[Chart and figure data]
#####
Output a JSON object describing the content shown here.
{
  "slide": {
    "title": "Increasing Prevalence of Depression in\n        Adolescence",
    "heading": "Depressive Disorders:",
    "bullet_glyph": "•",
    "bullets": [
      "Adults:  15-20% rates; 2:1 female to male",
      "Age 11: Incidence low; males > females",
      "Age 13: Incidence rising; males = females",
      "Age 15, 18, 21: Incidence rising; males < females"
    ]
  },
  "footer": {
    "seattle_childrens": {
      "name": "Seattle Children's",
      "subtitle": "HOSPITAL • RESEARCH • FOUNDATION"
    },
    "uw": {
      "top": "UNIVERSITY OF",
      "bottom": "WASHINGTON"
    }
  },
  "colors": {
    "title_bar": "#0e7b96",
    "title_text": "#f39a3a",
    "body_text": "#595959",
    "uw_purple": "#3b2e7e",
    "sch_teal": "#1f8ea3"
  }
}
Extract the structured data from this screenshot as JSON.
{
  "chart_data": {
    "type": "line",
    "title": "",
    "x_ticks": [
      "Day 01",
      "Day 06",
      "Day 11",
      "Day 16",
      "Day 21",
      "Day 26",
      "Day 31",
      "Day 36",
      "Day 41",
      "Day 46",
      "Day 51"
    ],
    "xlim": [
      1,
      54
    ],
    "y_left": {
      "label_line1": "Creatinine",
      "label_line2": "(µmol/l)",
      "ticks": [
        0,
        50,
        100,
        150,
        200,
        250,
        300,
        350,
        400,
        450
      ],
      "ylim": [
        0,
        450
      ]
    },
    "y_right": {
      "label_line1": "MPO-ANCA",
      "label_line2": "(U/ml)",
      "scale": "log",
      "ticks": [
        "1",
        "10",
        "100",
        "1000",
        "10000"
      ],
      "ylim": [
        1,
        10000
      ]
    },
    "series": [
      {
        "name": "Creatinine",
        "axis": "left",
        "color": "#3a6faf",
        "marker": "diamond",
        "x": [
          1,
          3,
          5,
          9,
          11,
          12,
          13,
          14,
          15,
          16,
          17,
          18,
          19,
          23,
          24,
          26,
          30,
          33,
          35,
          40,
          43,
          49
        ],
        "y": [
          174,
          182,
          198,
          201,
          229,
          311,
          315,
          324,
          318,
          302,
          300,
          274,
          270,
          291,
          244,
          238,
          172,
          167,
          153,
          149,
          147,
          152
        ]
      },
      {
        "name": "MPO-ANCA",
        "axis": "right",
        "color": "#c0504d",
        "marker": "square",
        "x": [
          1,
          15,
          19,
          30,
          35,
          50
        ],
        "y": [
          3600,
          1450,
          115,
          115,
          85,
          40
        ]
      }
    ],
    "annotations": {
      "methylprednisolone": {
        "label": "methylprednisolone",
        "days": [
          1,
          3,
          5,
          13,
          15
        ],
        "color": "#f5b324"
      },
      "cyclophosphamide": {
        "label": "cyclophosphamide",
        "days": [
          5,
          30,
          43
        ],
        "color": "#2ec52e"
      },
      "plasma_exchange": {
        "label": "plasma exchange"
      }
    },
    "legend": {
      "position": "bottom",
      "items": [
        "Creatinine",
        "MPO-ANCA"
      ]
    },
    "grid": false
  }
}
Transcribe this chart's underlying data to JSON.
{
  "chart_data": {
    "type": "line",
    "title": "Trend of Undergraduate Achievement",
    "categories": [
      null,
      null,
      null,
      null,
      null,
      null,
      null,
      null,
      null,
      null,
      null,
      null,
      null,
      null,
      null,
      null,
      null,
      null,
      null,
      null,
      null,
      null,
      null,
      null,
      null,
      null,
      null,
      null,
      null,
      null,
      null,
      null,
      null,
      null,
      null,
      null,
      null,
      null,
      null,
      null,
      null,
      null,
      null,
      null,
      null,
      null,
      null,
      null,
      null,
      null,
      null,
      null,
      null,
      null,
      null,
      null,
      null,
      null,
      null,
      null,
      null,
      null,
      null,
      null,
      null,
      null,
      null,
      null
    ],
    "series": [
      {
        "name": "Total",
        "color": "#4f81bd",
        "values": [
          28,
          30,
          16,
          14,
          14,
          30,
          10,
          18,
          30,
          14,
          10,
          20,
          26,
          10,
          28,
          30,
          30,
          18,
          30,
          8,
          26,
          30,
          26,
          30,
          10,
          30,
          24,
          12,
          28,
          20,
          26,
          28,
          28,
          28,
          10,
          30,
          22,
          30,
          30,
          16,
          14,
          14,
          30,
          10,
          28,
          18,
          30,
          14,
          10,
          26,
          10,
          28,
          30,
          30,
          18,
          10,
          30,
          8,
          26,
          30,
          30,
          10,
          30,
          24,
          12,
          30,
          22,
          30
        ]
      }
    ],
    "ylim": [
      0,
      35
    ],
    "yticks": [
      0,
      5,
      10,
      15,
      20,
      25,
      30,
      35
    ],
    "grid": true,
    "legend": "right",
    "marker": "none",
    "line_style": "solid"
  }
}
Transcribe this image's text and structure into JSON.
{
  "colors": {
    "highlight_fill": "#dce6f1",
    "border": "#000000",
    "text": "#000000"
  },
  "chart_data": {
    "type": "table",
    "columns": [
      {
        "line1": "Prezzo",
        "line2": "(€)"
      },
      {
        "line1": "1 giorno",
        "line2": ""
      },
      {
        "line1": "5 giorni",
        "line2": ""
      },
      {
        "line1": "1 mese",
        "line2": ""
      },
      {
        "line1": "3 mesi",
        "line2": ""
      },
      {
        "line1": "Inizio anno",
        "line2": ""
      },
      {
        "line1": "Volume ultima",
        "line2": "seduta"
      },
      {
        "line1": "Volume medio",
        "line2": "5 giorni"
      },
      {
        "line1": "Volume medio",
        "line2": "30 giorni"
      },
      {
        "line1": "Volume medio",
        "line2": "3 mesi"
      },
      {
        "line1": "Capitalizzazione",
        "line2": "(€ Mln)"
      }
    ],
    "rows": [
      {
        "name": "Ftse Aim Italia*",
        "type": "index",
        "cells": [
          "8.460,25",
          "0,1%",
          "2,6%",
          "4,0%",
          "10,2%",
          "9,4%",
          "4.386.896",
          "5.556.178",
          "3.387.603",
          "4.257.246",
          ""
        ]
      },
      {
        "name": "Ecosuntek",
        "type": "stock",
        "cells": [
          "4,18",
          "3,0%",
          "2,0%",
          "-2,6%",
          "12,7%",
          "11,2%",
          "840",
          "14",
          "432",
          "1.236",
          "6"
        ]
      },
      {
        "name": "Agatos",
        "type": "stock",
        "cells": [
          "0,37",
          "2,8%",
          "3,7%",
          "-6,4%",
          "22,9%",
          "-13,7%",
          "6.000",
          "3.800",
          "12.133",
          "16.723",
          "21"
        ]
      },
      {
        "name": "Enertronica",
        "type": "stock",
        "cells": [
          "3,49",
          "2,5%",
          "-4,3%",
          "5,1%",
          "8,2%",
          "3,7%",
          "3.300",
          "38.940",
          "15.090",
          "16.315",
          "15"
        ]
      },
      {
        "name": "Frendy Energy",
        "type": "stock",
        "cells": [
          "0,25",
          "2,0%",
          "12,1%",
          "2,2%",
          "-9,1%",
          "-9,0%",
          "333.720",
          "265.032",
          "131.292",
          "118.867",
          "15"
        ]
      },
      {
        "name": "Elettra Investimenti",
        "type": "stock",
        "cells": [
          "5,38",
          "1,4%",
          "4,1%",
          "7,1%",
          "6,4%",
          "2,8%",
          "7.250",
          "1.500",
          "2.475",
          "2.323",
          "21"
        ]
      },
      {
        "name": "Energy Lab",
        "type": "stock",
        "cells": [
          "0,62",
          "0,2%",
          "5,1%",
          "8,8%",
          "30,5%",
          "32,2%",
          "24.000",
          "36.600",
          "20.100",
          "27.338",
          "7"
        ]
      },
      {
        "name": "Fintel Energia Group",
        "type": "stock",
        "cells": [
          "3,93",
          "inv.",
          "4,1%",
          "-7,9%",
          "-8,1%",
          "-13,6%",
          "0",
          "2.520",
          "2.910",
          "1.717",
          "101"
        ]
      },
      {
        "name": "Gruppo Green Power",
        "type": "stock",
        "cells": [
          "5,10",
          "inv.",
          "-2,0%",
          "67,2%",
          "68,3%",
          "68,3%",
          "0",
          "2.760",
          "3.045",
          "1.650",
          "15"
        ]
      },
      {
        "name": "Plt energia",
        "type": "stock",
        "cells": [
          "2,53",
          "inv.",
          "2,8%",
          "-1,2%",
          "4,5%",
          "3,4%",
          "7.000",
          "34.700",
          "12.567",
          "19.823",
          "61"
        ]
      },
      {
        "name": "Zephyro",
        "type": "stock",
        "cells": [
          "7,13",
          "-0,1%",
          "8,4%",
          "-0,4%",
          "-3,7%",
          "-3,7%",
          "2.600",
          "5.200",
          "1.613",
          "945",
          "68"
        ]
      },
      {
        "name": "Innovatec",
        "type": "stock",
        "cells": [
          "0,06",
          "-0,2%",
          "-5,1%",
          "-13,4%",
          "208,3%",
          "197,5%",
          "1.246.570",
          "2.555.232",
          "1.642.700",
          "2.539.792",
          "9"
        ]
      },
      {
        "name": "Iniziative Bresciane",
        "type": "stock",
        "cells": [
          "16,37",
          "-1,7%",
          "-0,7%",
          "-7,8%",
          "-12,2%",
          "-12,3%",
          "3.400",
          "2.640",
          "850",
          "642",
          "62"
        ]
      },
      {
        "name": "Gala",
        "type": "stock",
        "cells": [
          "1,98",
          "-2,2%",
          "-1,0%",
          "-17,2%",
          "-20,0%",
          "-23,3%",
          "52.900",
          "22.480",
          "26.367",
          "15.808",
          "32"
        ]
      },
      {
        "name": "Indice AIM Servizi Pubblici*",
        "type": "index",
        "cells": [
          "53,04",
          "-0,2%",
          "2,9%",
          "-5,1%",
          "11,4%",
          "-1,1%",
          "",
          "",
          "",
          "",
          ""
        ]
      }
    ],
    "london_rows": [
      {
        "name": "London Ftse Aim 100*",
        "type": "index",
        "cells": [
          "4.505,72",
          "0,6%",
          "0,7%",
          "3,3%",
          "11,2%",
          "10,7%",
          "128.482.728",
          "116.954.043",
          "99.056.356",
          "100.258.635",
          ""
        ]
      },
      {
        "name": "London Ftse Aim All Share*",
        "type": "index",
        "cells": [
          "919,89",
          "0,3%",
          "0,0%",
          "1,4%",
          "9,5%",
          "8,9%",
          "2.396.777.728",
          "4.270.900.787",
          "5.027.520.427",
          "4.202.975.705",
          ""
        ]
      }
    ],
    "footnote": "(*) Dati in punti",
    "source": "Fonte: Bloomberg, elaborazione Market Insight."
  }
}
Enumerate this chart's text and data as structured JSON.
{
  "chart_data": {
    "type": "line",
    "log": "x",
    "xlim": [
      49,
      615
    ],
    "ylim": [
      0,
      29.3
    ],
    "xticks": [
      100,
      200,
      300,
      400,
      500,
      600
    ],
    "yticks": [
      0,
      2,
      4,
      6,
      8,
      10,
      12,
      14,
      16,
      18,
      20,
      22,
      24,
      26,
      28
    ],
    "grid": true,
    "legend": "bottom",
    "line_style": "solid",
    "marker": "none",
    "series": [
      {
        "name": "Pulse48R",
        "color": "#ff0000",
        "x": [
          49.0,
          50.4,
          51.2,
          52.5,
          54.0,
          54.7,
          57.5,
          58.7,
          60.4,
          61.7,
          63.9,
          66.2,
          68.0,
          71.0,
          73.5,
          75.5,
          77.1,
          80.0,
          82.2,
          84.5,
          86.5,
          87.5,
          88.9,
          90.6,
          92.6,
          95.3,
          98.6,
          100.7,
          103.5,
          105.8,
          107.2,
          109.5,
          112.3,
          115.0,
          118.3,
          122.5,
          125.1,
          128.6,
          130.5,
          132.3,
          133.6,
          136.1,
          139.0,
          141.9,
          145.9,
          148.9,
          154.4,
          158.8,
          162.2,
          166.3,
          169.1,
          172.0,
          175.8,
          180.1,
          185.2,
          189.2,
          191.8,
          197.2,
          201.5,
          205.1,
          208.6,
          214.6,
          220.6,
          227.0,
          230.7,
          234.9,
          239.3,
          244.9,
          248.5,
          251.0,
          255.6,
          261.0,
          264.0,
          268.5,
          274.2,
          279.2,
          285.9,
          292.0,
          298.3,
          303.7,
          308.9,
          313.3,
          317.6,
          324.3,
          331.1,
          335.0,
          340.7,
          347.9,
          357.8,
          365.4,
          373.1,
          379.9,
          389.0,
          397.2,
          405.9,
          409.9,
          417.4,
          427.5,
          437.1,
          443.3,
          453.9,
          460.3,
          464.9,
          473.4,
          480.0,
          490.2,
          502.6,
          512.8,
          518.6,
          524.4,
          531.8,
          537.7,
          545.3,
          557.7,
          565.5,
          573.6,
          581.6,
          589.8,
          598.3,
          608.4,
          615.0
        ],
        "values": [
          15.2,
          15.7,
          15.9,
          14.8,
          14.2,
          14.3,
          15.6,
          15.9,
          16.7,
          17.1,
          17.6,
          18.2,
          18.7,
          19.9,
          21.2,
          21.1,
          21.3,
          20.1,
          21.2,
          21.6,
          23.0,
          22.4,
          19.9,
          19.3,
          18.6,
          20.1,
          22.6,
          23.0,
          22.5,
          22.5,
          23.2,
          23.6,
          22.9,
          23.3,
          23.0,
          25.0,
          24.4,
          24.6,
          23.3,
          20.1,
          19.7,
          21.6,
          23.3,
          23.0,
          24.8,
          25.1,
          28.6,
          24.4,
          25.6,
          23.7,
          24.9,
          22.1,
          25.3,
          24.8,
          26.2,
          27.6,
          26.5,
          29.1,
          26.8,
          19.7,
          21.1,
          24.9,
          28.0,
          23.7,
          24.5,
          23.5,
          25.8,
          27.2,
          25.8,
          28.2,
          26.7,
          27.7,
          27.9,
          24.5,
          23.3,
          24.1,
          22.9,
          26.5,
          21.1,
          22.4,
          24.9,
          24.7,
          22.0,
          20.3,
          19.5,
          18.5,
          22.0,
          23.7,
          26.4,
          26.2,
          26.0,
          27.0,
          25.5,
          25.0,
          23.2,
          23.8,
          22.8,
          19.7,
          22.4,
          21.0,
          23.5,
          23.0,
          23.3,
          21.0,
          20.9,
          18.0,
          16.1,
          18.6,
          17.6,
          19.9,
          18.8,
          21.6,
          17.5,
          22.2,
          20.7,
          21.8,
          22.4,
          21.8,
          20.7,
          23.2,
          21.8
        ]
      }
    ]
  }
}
#####
Problem requirements: Return a copy of every line that includes the word "Ftse".

Task response:
        "name": "Ftse Aim Italia*",
        "name": "London Ftse Aim 100*",
        "name": "London Ftse Aim All Share*",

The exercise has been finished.